── Provided information ──

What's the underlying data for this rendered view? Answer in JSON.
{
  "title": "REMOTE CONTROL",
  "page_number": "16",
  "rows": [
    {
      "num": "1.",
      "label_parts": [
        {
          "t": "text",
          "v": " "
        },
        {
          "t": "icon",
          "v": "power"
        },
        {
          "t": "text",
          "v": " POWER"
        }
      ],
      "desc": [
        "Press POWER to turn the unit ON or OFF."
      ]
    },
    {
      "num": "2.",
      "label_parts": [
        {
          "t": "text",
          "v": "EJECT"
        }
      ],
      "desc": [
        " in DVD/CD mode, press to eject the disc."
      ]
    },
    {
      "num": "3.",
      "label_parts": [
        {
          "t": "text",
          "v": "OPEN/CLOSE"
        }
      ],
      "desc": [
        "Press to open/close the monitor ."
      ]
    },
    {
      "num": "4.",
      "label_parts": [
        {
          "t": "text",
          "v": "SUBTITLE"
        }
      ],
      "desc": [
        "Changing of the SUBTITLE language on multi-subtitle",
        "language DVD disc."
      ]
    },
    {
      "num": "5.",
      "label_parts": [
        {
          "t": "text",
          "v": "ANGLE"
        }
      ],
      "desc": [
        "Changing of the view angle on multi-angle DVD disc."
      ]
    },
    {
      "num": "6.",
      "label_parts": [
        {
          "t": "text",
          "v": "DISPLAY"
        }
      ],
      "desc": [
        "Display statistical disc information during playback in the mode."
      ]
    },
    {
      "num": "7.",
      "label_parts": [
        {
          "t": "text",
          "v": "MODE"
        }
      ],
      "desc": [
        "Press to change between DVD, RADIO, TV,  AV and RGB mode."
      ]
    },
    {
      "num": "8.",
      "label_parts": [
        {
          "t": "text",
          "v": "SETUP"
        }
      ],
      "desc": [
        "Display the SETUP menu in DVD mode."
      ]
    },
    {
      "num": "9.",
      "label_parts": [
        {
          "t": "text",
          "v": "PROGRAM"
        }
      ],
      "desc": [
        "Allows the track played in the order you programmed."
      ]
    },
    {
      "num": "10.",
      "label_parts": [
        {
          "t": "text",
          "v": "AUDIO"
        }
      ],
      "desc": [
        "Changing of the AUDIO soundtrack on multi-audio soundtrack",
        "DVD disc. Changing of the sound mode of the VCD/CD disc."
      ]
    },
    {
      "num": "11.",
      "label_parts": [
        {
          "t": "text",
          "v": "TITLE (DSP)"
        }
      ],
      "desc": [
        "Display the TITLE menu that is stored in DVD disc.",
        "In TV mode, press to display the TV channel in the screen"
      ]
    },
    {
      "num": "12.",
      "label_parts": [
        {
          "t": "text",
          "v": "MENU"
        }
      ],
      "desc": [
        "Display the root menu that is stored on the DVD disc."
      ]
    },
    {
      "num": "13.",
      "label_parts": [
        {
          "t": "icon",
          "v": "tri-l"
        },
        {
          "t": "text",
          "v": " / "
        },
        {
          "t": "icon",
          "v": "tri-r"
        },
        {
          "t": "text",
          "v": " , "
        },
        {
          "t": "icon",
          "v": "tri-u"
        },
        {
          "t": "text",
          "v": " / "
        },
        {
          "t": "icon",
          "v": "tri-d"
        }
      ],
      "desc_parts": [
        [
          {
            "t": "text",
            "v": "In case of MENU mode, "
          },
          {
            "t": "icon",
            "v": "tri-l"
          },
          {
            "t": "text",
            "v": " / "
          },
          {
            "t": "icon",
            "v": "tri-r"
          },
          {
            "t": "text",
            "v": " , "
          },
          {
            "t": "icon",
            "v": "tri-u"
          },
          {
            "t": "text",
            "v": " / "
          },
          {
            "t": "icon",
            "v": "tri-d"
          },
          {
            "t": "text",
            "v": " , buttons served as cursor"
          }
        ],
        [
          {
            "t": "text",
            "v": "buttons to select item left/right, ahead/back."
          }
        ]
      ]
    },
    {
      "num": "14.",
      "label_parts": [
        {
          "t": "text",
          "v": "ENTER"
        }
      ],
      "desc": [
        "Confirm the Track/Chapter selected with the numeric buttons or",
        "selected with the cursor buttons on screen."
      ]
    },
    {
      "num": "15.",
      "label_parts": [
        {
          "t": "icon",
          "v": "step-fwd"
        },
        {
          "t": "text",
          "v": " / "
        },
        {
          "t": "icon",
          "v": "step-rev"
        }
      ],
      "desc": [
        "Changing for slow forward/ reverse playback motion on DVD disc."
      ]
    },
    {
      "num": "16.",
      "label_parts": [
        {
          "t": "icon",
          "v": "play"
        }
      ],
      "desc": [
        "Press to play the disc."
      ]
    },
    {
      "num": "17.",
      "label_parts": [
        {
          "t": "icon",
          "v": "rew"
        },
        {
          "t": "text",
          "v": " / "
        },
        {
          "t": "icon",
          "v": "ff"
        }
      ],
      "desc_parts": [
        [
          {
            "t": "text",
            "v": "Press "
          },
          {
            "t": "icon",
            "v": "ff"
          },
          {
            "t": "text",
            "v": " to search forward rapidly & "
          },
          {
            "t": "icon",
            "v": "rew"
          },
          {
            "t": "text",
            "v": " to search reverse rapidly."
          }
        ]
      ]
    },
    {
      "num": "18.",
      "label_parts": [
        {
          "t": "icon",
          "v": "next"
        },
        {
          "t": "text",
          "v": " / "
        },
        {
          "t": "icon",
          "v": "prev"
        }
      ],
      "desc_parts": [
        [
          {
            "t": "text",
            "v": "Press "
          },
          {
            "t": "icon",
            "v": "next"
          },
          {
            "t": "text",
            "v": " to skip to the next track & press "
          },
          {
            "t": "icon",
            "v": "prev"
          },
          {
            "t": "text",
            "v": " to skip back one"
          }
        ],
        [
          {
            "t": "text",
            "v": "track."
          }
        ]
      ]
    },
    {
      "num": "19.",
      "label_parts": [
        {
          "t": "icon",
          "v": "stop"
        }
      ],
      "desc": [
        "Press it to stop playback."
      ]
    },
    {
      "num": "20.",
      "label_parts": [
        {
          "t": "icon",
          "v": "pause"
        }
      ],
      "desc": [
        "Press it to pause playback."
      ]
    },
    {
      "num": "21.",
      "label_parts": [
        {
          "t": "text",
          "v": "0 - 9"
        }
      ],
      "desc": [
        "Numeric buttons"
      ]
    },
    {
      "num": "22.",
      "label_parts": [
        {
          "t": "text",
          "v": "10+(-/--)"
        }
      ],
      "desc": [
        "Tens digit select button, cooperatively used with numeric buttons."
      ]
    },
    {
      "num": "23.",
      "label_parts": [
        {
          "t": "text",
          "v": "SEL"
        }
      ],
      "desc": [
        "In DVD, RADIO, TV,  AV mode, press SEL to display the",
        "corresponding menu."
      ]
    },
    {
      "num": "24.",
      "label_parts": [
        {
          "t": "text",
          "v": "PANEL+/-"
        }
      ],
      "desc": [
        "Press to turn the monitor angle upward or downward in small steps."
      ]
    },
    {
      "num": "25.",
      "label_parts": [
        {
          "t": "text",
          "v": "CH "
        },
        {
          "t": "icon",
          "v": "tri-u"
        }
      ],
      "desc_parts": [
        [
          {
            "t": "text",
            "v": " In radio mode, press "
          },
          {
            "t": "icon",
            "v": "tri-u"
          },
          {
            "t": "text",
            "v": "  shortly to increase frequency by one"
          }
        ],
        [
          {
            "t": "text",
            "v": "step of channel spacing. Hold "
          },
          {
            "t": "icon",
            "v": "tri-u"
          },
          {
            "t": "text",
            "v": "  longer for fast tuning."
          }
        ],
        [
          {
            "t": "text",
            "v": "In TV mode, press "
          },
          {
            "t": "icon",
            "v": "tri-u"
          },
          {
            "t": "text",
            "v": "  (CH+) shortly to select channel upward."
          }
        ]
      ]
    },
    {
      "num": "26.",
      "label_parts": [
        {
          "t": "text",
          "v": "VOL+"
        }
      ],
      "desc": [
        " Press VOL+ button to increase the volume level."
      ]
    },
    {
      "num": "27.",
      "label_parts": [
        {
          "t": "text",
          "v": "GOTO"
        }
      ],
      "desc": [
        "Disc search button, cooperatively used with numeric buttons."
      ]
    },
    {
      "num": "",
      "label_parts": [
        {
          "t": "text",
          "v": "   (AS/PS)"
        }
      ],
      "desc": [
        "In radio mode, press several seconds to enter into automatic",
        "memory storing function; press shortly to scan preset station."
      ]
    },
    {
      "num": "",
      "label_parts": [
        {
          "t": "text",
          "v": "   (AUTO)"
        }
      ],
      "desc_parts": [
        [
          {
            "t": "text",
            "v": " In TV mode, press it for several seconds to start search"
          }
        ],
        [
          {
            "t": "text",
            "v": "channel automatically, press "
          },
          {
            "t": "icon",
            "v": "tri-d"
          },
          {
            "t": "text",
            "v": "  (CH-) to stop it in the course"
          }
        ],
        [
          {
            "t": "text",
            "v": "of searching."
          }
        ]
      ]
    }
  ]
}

───

» **Your task**:
Which lines contain "next"? Show each of them.

» **Task output**:
          "v": "next"
            "v": "next"
            "v": " to skip to the next track & press "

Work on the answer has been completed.